== Given records ==

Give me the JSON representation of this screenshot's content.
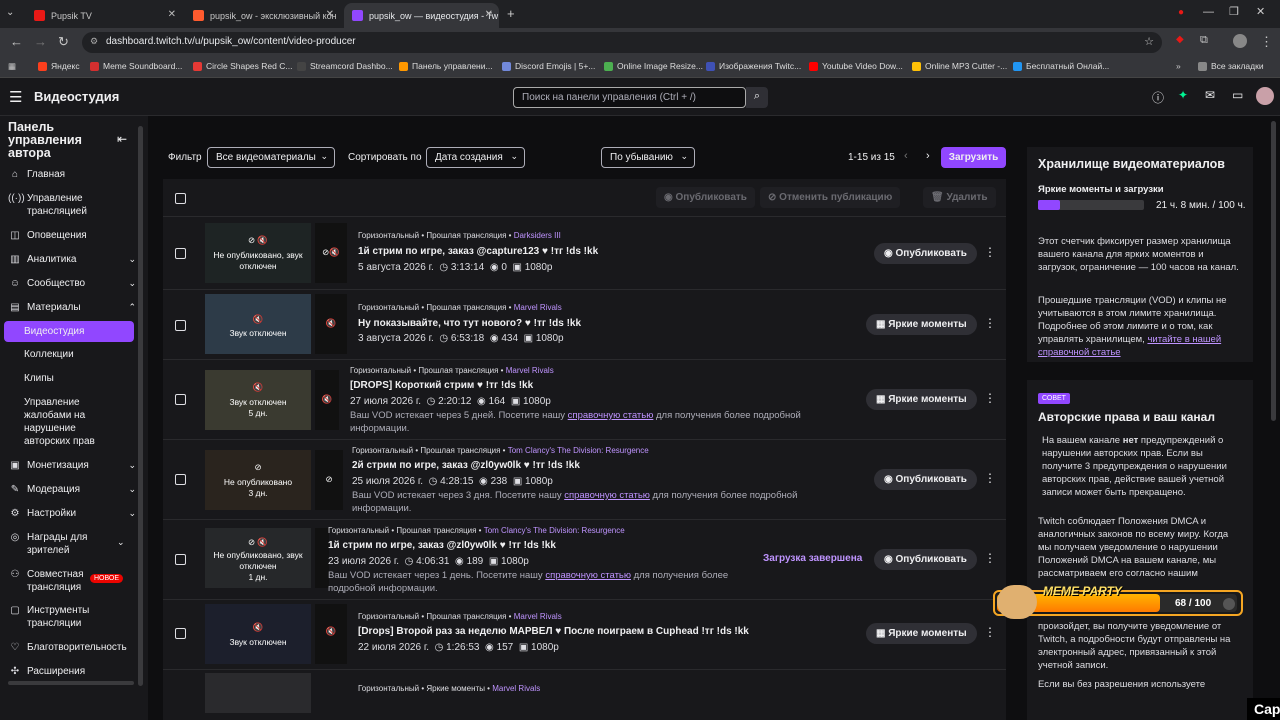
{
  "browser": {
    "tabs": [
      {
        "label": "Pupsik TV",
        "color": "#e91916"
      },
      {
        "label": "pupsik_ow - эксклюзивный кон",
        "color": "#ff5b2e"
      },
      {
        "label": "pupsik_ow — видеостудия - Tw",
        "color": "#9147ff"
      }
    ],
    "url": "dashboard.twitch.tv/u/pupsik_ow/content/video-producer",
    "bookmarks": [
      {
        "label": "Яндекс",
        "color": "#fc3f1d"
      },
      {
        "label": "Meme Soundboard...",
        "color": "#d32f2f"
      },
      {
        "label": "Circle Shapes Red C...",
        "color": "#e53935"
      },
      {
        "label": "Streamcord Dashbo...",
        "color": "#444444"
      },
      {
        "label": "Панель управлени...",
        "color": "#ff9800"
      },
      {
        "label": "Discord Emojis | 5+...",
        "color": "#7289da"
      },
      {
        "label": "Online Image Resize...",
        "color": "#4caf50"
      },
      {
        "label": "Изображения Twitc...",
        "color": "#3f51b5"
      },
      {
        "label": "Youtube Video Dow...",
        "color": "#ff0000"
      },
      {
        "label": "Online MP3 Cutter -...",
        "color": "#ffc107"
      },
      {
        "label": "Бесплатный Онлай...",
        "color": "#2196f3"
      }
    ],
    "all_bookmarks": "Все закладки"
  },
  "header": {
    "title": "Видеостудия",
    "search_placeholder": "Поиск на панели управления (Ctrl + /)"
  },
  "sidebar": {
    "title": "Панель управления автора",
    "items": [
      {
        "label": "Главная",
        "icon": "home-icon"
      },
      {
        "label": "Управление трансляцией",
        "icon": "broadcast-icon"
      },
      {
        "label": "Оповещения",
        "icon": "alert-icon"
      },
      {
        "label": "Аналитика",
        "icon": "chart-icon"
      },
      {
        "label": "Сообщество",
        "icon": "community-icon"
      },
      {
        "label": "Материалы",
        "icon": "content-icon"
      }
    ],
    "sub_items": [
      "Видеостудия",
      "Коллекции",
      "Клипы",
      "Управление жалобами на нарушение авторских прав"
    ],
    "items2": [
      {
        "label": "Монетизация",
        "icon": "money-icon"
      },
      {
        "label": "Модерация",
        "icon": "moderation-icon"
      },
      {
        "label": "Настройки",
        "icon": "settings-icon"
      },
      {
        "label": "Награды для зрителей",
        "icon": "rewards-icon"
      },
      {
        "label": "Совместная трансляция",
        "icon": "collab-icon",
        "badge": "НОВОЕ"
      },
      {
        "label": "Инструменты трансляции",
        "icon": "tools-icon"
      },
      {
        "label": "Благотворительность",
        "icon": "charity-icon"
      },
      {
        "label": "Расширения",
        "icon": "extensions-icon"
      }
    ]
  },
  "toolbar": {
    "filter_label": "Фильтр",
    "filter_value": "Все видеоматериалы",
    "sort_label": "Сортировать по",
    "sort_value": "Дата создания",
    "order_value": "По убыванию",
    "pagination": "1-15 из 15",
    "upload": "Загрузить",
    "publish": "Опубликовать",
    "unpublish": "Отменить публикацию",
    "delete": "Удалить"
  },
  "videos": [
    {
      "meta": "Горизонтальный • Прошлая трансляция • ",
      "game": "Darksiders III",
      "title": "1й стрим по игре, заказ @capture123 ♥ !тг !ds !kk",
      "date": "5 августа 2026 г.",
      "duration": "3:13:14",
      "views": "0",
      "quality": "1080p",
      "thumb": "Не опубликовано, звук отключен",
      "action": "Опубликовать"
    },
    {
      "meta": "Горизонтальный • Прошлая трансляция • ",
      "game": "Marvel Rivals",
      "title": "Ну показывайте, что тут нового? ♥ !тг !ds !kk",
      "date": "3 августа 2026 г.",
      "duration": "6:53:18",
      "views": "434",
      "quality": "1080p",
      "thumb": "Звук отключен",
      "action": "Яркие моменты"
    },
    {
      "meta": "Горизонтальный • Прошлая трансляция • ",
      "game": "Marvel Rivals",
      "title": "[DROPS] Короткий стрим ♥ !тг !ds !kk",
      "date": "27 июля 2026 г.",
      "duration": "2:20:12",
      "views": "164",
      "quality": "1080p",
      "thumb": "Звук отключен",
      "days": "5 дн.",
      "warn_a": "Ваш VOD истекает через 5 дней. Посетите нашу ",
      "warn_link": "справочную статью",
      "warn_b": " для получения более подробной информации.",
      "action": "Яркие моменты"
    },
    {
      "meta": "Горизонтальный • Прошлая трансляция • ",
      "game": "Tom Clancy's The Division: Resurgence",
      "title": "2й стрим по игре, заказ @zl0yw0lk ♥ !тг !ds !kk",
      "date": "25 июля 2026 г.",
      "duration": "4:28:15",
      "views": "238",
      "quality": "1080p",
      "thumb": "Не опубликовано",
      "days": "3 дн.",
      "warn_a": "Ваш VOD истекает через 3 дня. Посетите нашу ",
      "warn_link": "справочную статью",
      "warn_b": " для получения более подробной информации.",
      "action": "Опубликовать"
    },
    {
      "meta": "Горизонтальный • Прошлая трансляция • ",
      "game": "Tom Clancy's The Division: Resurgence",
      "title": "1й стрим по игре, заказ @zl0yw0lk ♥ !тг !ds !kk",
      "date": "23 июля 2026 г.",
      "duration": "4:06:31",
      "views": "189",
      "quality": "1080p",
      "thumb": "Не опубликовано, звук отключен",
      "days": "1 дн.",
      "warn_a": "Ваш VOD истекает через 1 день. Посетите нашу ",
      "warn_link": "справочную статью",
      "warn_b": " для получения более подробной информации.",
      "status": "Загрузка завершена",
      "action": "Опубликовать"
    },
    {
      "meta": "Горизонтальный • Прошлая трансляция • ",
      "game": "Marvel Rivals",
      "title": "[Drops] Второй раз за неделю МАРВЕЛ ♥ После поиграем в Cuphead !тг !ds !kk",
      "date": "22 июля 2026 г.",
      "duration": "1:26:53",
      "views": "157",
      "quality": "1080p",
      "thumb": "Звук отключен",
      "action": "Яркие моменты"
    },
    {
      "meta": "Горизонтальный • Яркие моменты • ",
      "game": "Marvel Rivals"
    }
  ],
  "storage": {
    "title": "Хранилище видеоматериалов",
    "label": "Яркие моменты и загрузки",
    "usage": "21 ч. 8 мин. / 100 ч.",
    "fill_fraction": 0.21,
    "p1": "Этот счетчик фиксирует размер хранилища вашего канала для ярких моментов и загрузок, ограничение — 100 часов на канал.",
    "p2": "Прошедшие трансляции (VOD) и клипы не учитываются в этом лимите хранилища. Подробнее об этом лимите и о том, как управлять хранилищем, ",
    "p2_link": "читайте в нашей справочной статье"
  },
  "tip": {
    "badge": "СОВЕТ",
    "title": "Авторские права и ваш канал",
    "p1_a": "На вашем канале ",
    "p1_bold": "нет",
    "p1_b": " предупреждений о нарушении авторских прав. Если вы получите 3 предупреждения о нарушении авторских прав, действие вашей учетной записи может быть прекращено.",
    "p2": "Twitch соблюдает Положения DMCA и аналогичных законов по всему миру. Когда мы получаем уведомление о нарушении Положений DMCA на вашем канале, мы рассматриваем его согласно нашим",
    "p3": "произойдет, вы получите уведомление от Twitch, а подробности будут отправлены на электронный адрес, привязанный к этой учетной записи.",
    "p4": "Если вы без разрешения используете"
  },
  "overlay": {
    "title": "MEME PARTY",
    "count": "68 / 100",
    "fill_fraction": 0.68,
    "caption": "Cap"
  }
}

===

== Given problem ==
From the data above, write out everything exactly except the pictures.

== Answer ==
Give me the JSON representation of this screenshot's content.
{
  "browser": {
    "tabs": [
      {
        "label": "Pupsik TV",
        "color": "#e91916"
      },
      {
        "label": "pupsik_ow - эксклюзивный кон",
        "color": "#ff5b2e"
      },
      {
        "label": "pupsik_ow — видеостудия - Tw",
        "color": "#9147ff"
      }
    ],
    "url": "dashboard.twitch.tv/u/pupsik_ow/content/video-producer",
    "bookmarks": [
      {
        "label": "Яндекс",
        "color": "#fc3f1d"
      },
      {
        "label": "Meme Soundboard...",
        "color": "#d32f2f"
      },
      {
        "label": "Circle Shapes Red C...",
        "color": "#e53935"
      },
      {
        "label": "Streamcord Dashbo...",
        "color": "#444444"
      },
      {
        "label": "Панель управлени...",
        "color": "#ff9800"
      },
      {
        "label": "Discord Emojis | 5+...",
        "color": "#7289da"
      },
      {
        "label": "Online Image Resize...",
        "color": "#4caf50"
      },
      {
        "label": "Изображения Twitc...",
        "color": "#3f51b5"
      },
      {
        "label": "Youtube Video Dow...",
        "color": "#ff0000"
      },
      {
        "label": "Online MP3 Cutter -...",
        "color": "#ffc107"
      },
      {
        "label": "Бесплатный Онлай...",
        "color": "#2196f3"
      }
    ],
    "all_bookmarks": "Все закладки"
  },
  "header": {
    "title": "Видеостудия",
    "search_placeholder": "Поиск на панели управления (Ctrl + /)"
  },
  "sidebar": {
    "title": "Панель управления автора",
    "items": [
      {
        "label": "Главная",
        "icon": "home-icon"
      },
      {
        "label": "Управление трансляцией",
        "icon": "broadcast-icon"
      },
      {
        "label": "Оповещения",
        "icon": "alert-icon"
      },
      {
        "label": "Аналитика",
        "icon": "chart-icon"
      },
      {
        "label": "Сообщество",
        "icon": "community-icon"
      },
      {
        "label": "Материалы",
        "icon": "content-icon"
      }
    ],
    "sub_items": [
      "Видеостудия",
      "Коллекции",
      "Клипы",
      "Управление жалобами на нарушение авторских прав"
    ],
    "items2": [
      {
        "label": "Монетизация",
        "icon": "money-icon"
      },
      {
        "label": "Модерация",
        "icon": "moderation-icon"
      },
      {
        "label": "Настройки",
        "icon": "settings-icon"
      },
      {
        "label": "Награды для зрителей",
        "icon": "rewards-icon"
      },
      {
        "label": "Совместная трансляция",
        "icon": "collab-icon",
        "badge": "НОВОЕ"
      },
      {
        "label": "Инструменты трансляции",
        "icon": "tools-icon"
      },
      {
        "label": "Благотворительность",
        "icon": "charity-icon"
      },
      {
        "label": "Расширения",
        "icon": "extensions-icon"
      }
    ]
  },
  "toolbar": {
    "filter_label": "Фильтр",
    "filter_value": "Все видеоматериалы",
    "sort_label": "Сортировать по",
    "sort_value": "Дата создания",
    "order_value": "По убыванию",
    "pagination": "1-15 из 15",
    "upload": "Загрузить",
    "publish": "Опубликовать",
    "unpublish": "Отменить публикацию",
    "delete": "Удалить"
  },
  "videos": [
    {
      "meta": "Горизонтальный • Прошлая трансляция • ",
      "game": "Darksiders III",
      "title": "1й стрим по игре, заказ @capture123 ♥ !тг !ds !kk",
      "date": "5 августа 2026 г.",
      "duration": "3:13:14",
      "views": "0",
      "quality": "1080p",
      "thumb": "Не опубликовано, звук отключен",
      "action": "Опубликовать"
    },
    {
      "meta": "Горизонтальный • Прошлая трансляция • ",
      "game": "Marvel Rivals",
      "title": "Ну показывайте, что тут нового? ♥ !тг !ds !kk",
      "date": "3 августа 2026 г.",
      "duration": "6:53:18",
      "views": "434",
      "quality": "1080p",
      "thumb": "Звук отключен",
      "action": "Яркие моменты"
    },
    {
      "meta": "Горизонтальный • Прошлая трансляция • ",
      "game": "Marvel Rivals",
      "title": "[DROPS] Короткий стрим ♥ !тг !ds !kk",
      "date": "27 июля 2026 г.",
      "duration": "2:20:12",
      "views": "164",
      "quality": "1080p",
      "thumb": "Звук отключен",
      "days": "5 дн.",
      "warn_a": "Ваш VOD истекает через 5 дней. Посетите нашу ",
      "warn_link": "справочную статью",
      "warn_b": " для получения более подробной информации.",
      "action": "Яркие моменты"
    },
    {
      "meta": "Горизонтальный • Прошлая трансляция • ",
      "game": "Tom Clancy's The Division: Resurgence",
      "title": "2й стрим по игре, заказ @zl0yw0lk ♥ !тг !ds !kk",
      "date": "25 июля 2026 г.",
      "duration": "4:28:15",
      "views": "238",
      "quality": "1080p",
      "thumb": "Не опубликовано",
      "days": "3 дн.",
      "warn_a": "Ваш VOD истекает через 3 дня. Посетите нашу ",
      "warn_link": "справочную статью",
      "warn_b": " для получения более подробной информации.",
      "action": "Опубликовать"
    },
    {
      "meta": "Горизонтальный • Прошлая трансляция • ",
      "game": "Tom Clancy's The Division: Resurgence",
      "title": "1й стрим по игре, заказ @zl0yw0lk ♥ !тг !ds !kk",
      "date": "23 июля 2026 г.",
      "duration": "4:06:31",
      "views": "189",
      "quality": "1080p",
      "thumb": "Не опубликовано, звук отключен",
      "days": "1 дн.",
      "warn_a": "Ваш VOD истекает через 1 день. Посетите нашу ",
      "warn_link": "справочную статью",
      "warn_b": " для получения более подробной информации.",
      "status": "Загрузка завершена",
      "action": "Опубликовать"
    },
    {
      "meta": "Горизонтальный • Прошлая трансляция • ",
      "game": "Marvel Rivals",
      "title": "[Drops] Второй раз за неделю МАРВЕЛ ♥ После поиграем в Cuphead !тг !ds !kk",
      "date": "22 июля 2026 г.",
      "duration": "1:26:53",
      "views": "157",
      "quality": "1080p",
      "thumb": "Звук отключен",
      "action": "Яркие моменты"
    },
    {
      "meta": "Горизонтальный • Яркие моменты • ",
      "game": "Marvel Rivals"
    }
  ],
  "storage": {
    "title": "Хранилище видеоматериалов",
    "label": "Яркие моменты и загрузки",
    "usage": "21 ч. 8 мин. / 100 ч.",
    "fill_fraction": 0.21,
    "p1": "Этот счетчик фиксирует размер хранилища вашего канала для ярких моментов и загрузок, ограничение — 100 часов на канал.",
    "p2": "Прошедшие трансляции (VOD) и клипы не учитываются в этом лимите хранилища. Подробнее об этом лимите и о том, как управлять хранилищем, ",
    "p2_link": "читайте в нашей справочной статье"
  },
  "tip": {
    "badge": "СОВЕТ",
    "title": "Авторские права и ваш канал",
    "p1_a": "На вашем канале ",
    "p1_bold": "нет",
    "p1_b": " предупреждений о нарушении авторских прав. Если вы получите 3 предупреждения о нарушении авторских прав, действие вашей учетной записи может быть прекращено.",
    "p2": "Twitch соблюдает Положения DMCA и аналогичных законов по всему миру. Когда мы получаем уведомление о нарушении Положений DMCA на вашем канале, мы рассматриваем его согласно нашим",
    "p3": "произойдет, вы получите уведомление от Twitch, а подробности будут отправлены на электронный адрес, привязанный к этой учетной записи.",
    "p4": "Если вы без разрешения используете"
  },
  "overlay": {
    "title": "MEME PARTY",
    "count": "68 / 100",
    "fill_fraction": 0.68,
    "caption": "Cap"
  }
}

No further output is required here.